> **Dataset records**

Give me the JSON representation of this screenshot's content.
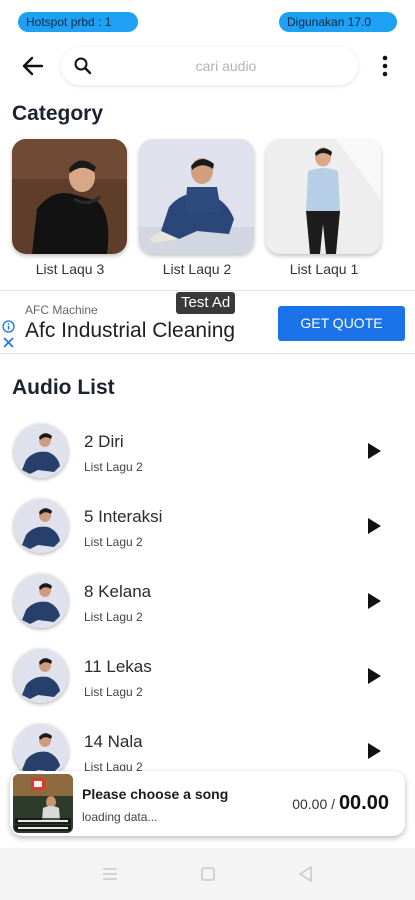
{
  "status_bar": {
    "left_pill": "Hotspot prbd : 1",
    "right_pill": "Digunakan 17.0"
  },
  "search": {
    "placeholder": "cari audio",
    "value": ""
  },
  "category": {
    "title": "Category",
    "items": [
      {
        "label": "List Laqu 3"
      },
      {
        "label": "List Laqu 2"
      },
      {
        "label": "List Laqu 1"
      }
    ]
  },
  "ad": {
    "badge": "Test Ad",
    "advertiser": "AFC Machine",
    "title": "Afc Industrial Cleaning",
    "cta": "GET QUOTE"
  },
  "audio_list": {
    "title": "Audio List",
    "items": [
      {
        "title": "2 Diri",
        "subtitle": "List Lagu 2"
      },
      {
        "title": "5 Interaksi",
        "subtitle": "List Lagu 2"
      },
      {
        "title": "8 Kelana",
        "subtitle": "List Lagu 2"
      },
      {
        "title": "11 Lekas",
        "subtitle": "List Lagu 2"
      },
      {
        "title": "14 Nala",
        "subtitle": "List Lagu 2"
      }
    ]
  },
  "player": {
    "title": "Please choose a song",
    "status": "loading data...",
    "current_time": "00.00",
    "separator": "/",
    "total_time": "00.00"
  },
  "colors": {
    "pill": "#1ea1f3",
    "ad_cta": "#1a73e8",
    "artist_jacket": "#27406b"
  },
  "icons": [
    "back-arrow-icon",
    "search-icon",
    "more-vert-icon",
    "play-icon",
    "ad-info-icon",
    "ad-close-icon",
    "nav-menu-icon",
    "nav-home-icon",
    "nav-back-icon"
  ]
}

> **Task requirements**
Could you repeat all of the material exactly? Pictures should not be copied.

> **Result of this exercise**
Give me the JSON representation of this screenshot's content.
{
  "status_bar": {
    "left_pill": "Hotspot prbd : 1",
    "right_pill": "Digunakan 17.0"
  },
  "search": {
    "placeholder": "cari audio",
    "value": ""
  },
  "category": {
    "title": "Category",
    "items": [
      {
        "label": "List Laqu 3"
      },
      {
        "label": "List Laqu 2"
      },
      {
        "label": "List Laqu 1"
      }
    ]
  },
  "ad": {
    "badge": "Test Ad",
    "advertiser": "AFC Machine",
    "title": "Afc Industrial Cleaning",
    "cta": "GET QUOTE"
  },
  "audio_list": {
    "title": "Audio List",
    "items": [
      {
        "title": "2 Diri",
        "subtitle": "List Lagu 2"
      },
      {
        "title": "5 Interaksi",
        "subtitle": "List Lagu 2"
      },
      {
        "title": "8 Kelana",
        "subtitle": "List Lagu 2"
      },
      {
        "title": "11 Lekas",
        "subtitle": "List Lagu 2"
      },
      {
        "title": "14 Nala",
        "subtitle": "List Lagu 2"
      }
    ]
  },
  "player": {
    "title": "Please choose a song",
    "status": "loading data...",
    "current_time": "00.00",
    "separator": "/",
    "total_time": "00.00"
  },
  "colors": {
    "pill": "#1ea1f3",
    "ad_cta": "#1a73e8",
    "artist_jacket": "#27406b"
  },
  "icons": [
    "back-arrow-icon",
    "search-icon",
    "more-vert-icon",
    "play-icon",
    "ad-info-icon",
    "ad-close-icon",
    "nav-menu-icon",
    "nav-home-icon",
    "nav-back-icon"
  ]
}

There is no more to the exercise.